- **Your goal**: Convert every line of the rows below into a numbered list, leaving out any blank lines.

- **Given records**:
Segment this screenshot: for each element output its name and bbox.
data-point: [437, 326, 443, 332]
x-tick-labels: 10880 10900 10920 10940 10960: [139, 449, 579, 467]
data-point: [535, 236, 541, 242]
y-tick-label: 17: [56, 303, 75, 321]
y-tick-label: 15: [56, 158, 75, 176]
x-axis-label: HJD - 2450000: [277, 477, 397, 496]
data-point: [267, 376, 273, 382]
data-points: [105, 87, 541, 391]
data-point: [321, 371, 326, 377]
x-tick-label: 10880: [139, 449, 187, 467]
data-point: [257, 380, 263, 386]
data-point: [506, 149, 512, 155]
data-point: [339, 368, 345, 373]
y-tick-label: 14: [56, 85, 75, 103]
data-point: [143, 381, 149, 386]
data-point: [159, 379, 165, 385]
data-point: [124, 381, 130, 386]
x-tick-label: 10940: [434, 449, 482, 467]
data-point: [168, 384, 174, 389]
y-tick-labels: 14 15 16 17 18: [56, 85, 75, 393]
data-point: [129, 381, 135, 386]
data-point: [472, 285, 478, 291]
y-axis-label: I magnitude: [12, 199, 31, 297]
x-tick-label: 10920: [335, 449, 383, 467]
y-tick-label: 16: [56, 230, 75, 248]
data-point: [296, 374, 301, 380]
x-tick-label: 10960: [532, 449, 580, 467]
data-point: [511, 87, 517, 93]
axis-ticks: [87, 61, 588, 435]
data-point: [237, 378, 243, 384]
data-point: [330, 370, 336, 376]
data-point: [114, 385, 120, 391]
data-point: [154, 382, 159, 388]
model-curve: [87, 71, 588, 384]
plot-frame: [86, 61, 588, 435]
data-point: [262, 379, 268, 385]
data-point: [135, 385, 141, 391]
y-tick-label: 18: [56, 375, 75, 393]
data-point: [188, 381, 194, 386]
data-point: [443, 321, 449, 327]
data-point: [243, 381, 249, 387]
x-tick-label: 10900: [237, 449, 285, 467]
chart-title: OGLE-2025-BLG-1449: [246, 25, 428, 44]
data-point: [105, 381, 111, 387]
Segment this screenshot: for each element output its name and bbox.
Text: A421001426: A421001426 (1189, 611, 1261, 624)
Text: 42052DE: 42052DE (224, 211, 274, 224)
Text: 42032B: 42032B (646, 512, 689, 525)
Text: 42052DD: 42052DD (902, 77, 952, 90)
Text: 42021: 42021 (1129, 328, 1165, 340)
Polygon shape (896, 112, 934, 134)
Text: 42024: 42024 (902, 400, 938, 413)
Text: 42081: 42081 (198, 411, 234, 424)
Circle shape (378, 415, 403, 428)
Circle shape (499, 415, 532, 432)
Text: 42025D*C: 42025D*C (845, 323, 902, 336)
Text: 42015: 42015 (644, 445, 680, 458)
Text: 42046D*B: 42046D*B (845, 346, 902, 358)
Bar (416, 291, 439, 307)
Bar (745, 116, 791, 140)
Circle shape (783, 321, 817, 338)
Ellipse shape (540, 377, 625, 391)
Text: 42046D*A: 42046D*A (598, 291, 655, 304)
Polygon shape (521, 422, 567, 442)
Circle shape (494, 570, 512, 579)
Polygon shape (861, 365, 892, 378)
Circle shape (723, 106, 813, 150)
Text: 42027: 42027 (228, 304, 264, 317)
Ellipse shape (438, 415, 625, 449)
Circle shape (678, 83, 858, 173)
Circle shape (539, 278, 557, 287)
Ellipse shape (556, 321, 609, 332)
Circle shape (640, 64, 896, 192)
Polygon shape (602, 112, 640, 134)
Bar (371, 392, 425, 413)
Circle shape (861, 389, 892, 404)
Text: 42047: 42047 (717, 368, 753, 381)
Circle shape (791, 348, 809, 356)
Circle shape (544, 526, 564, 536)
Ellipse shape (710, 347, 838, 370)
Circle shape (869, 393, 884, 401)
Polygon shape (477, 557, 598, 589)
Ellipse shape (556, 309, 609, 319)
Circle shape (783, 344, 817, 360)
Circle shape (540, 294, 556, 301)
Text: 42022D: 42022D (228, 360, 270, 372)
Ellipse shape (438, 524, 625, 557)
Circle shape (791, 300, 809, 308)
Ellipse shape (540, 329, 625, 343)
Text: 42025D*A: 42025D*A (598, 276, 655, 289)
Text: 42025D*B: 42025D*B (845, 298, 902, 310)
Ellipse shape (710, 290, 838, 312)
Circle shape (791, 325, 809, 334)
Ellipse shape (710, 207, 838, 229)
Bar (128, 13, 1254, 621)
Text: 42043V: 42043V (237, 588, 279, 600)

- **Written response**:
1. Segment this screenshot: for each element output its name and bbox.
2. data-point: [437, 326, 443, 332]
3. x-tick-labels: 10880 10900 10920 10940 10960: [139, 449, 579, 467]
4. data-point: [535, 236, 541, 242]
5. y-tick-label: 17: [56, 303, 75, 321]
6. y-tick-label: 15: [56, 158, 75, 176]
7. x-axis-label: HJD - 2450000: [277, 477, 397, 496]
8. data-point: [267, 376, 273, 382]
9. data-points: [105, 87, 541, 391]
10. data-point: [321, 371, 326, 377]
11. x-tick-label: 10880: [139, 449, 187, 467]
12. data-point: [257, 380, 263, 386]
13. data-point: [506, 149, 512, 155]
14. data-point: [339, 368, 345, 373]
15. y-tick-label: 14: [56, 85, 75, 103]
16. data-point: [143, 381, 149, 386]
17. data-point: [159, 379, 165, 385]
18. data-point: [124, 381, 130, 386]
19. x-tick-label: 10940: [434, 449, 482, 467]
20. data-point: [168, 384, 174, 389]
21. y-tick-labels: 14 15 16 17 18: [56, 85, 75, 393]
22. data-point: [129, 381, 135, 386]
23. data-point: [472, 285, 478, 291]
24. y-axis-label: I magnitude: [12, 199, 31, 297]
25. x-tick-label: 10920: [335, 449, 383, 467]
26. y-tick-label: 16: [56, 230, 75, 248]
27. data-point: [296, 374, 301, 380]
28. x-tick-label: 10960: [532, 449, 580, 467]
29. data-point: [511, 87, 517, 93]
30. axis-ticks: [87, 61, 588, 435]
31. data-point: [237, 378, 243, 384]
32. data-point: [330, 370, 336, 376]
33. data-point: [114, 385, 120, 391]
34. data-point: [154, 382, 159, 388]
35. model-curve: [87, 71, 588, 384]
36. plot-frame: [86, 61, 588, 435]
37. data-point: [262, 379, 268, 385]
38. data-point: [135, 385, 141, 391]
39. y-tick-label: 18: [56, 375, 75, 393]
40. data-point: [188, 381, 194, 386]
41. data-point: [443, 321, 449, 327]
42. data-point: [243, 381, 249, 387]
43. x-tick-label: 10900: [237, 449, 285, 467]
44. chart-title: OGLE-2025-BLG-1449: [246, 25, 428, 44]
45. data-point: [105, 381, 111, 387]
46. Segment this screenshot: for each element output its name and bbox.
47. Text: A421001426: A421001426 (1189, 611, 1261, 624)
48. Text: 42052DE: 42052DE (224, 211, 274, 224)
49. Text: 42032B: 42032B (646, 512, 689, 525)
50. Text: 42052DD: 42052DD (902, 77, 952, 90)
51. Text: 42021: 42021 (1129, 328, 1165, 340)
52. Polygon shape (896, 112, 934, 134)
53. Text: 42024: 42024 (902, 400, 938, 413)
54. Text: 42081: 42081 (198, 411, 234, 424)
55. Circle shape (378, 415, 403, 428)
56. Circle shape (499, 415, 532, 432)
57. Text: 42025D*C: 42025D*C (845, 323, 902, 336)
58. Text: 42015: 42015 (644, 445, 680, 458)
59. Text: 42046D*B: 42046D*B (845, 346, 902, 358)
60. Bar (416, 291, 439, 307)
61. Bar (745, 116, 791, 140)
62. Circle shape (783, 321, 817, 338)
63. Ellipse shape (540, 377, 625, 391)
64. Text: 42046D*A: 42046D*A (598, 291, 655, 304)
65. Polygon shape (521, 422, 567, 442)
66. Circle shape (494, 570, 512, 579)
67. Polygon shape (861, 365, 892, 378)
68. Circle shape (723, 106, 813, 150)
69. Text: 42027: 42027 (228, 304, 264, 317)
70. Ellipse shape (438, 415, 625, 449)
71. Circle shape (678, 83, 858, 173)
72. Circle shape (539, 278, 557, 287)
73. Ellipse shape (556, 321, 609, 332)
74. Circle shape (640, 64, 896, 192)
75. Polygon shape (602, 112, 640, 134)
76. Bar (371, 392, 425, 413)
77. Circle shape (861, 389, 892, 404)
78. Text: 42047: 42047 (717, 368, 753, 381)
79. Circle shape (791, 348, 809, 356)
80. Circle shape (544, 526, 564, 536)
81. Ellipse shape (710, 347, 838, 370)
82. Circle shape (869, 393, 884, 401)
83. Polygon shape (477, 557, 598, 589)
84. Ellipse shape (556, 309, 609, 319)
85. Circle shape (783, 344, 817, 360)
86. Circle shape (540, 294, 556, 301)
87. Text: 42022D: 42022D (228, 360, 270, 372)
88. Ellipse shape (438, 524, 625, 557)
89. Circle shape (791, 300, 809, 308)
90. Ellipse shape (540, 329, 625, 343)
91. Text: 42025D*A: 42025D*A (598, 276, 655, 289)
92. Text: 42025D*B: 42025D*B (845, 298, 902, 310)
93. Ellipse shape (710, 290, 838, 312)
94. Circle shape (791, 325, 809, 334)
95. Ellipse shape (710, 207, 838, 229)
96. Bar (128, 13, 1254, 621)
97. Text: 42043V: 42043V (237, 588, 279, 600)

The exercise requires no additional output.